- Job -
Give the listing below again in full, exactly as written.

Data items:
+++++

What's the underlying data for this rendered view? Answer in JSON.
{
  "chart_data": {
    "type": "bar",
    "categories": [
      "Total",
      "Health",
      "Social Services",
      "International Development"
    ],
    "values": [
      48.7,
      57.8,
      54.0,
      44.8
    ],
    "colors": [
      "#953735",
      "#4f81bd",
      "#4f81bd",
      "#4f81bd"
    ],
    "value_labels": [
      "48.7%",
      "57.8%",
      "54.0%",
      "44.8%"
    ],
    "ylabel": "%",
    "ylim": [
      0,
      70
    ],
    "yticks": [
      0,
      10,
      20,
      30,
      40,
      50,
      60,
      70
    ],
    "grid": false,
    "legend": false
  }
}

+++++

- Problem solution -
What's the underlying data for this rendered view? Answer in JSON.
{
  "chart_data": {
    "type": "bar",
    "categories": [
      "Total",
      "Health",
      "Social Services",
      "International Development"
    ],
    "values": [
      48.7,
      57.8,
      54.0,
      44.8
    ],
    "colors": [
      "#953735",
      "#4f81bd",
      "#4f81bd",
      "#4f81bd"
    ],
    "value_labels": [
      "48.7%",
      "57.8%",
      "54.0%",
      "44.8%"
    ],
    "ylabel": "%",
    "ylim": [
      0,
      70
    ],
    "yticks": [
      0,
      10,
      20,
      30,
      40,
      50,
      60,
      70
    ],
    "grid": false,
    "legend": false
  }
}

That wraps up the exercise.